#### [Exercise requirements]
Copy out all lines with the word "предприятия" in them.

Extracted records:
== == ==
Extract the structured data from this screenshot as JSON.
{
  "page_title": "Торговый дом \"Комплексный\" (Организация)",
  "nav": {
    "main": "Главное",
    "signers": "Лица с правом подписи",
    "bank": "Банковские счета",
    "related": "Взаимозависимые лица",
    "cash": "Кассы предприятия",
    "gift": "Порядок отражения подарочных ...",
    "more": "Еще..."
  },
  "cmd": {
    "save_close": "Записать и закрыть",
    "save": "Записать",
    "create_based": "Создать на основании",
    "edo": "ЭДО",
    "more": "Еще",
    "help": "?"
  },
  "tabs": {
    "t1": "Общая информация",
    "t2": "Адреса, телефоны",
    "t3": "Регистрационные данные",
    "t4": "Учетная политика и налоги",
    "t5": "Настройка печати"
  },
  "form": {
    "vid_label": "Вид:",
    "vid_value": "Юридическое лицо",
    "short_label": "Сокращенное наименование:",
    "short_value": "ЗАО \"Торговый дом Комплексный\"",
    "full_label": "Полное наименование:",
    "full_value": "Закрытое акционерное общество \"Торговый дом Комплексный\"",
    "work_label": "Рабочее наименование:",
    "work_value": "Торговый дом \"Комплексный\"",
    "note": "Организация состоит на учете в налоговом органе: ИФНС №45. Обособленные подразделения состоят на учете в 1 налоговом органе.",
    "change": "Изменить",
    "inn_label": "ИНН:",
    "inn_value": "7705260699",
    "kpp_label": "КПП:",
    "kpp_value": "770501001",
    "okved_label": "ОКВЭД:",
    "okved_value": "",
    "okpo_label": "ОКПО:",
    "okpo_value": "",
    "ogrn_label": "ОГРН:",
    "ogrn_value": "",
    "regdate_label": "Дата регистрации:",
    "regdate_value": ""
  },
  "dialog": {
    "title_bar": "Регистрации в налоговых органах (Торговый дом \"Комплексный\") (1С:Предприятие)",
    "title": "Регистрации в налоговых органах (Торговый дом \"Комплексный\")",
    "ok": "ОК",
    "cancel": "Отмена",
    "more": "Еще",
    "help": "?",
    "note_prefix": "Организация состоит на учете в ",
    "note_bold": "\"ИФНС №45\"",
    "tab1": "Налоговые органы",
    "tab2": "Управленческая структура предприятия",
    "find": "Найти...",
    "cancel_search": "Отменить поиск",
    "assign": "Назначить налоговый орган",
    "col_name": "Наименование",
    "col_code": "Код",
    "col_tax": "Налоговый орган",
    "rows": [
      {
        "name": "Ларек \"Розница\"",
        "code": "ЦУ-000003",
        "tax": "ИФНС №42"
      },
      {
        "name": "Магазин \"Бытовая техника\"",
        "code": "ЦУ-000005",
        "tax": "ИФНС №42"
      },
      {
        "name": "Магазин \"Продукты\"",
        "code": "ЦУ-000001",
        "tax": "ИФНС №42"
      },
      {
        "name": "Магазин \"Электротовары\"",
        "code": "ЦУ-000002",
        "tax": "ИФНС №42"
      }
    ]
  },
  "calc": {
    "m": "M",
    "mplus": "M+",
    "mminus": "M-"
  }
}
== == ==
#### [Correct response]
    "cash": "Кассы предприятия",
    "tab2": "Управленческая структура предприятия",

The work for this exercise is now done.